#### DIRECTIONS FOR THIS TASK:
The listing beneath should be written out in full, exactly as shown.

#### EXERCISE MATERIALS:
# # # #

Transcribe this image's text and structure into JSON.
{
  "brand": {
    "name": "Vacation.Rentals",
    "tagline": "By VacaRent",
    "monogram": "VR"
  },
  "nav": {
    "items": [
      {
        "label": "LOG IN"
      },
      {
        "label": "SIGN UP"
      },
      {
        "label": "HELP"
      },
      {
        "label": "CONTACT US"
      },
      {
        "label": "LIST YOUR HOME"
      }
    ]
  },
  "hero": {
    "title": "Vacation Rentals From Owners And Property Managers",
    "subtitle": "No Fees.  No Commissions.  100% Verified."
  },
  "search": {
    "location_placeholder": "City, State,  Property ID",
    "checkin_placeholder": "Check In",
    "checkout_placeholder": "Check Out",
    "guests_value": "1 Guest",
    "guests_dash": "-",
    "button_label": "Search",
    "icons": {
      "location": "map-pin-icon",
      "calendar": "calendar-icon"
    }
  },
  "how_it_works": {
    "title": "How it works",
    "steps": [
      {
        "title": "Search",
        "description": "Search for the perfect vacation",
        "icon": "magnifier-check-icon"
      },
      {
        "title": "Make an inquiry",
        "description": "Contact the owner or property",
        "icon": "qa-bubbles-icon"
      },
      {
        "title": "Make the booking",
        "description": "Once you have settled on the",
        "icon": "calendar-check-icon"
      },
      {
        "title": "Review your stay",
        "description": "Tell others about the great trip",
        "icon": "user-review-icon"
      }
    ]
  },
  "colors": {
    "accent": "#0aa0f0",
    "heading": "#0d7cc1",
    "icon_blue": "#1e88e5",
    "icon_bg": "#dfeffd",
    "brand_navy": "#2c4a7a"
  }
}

# # # #

#### TASK SOLUTION:
Transcribe this image's text and structure into JSON.
{
  "brand": {
    "name": "Vacation.Rentals",
    "tagline": "By VacaRent",
    "monogram": "VR"
  },
  "nav": {
    "items": [
      {
        "label": "LOG IN"
      },
      {
        "label": "SIGN UP"
      },
      {
        "label": "HELP"
      },
      {
        "label": "CONTACT US"
      },
      {
        "label": "LIST YOUR HOME"
      }
    ]
  },
  "hero": {
    "title": "Vacation Rentals From Owners And Property Managers",
    "subtitle": "No Fees.  No Commissions.  100% Verified."
  },
  "search": {
    "location_placeholder": "City, State,  Property ID",
    "checkin_placeholder": "Check In",
    "checkout_placeholder": "Check Out",
    "guests_value": "1 Guest",
    "guests_dash": "-",
    "button_label": "Search",
    "icons": {
      "location": "map-pin-icon",
      "calendar": "calendar-icon"
    }
  },
  "how_it_works": {
    "title": "How it works",
    "steps": [
      {
        "title": "Search",
        "description": "Search for the perfect vacation",
        "icon": "magnifier-check-icon"
      },
      {
        "title": "Make an inquiry",
        "description": "Contact the owner or property",
        "icon": "qa-bubbles-icon"
      },
      {
        "title": "Make the booking",
        "description": "Once you have settled on the",
        "icon": "calendar-check-icon"
      },
      {
        "title": "Review your stay",
        "description": "Tell others about the great trip",
        "icon": "user-review-icon"
      }
    ]
  },
  "colors": {
    "accent": "#0aa0f0",
    "heading": "#0d7cc1",
    "icon_blue": "#1e88e5",
    "icon_bg": "#dfeffd",
    "brand_navy": "#2c4a7a"
  }
}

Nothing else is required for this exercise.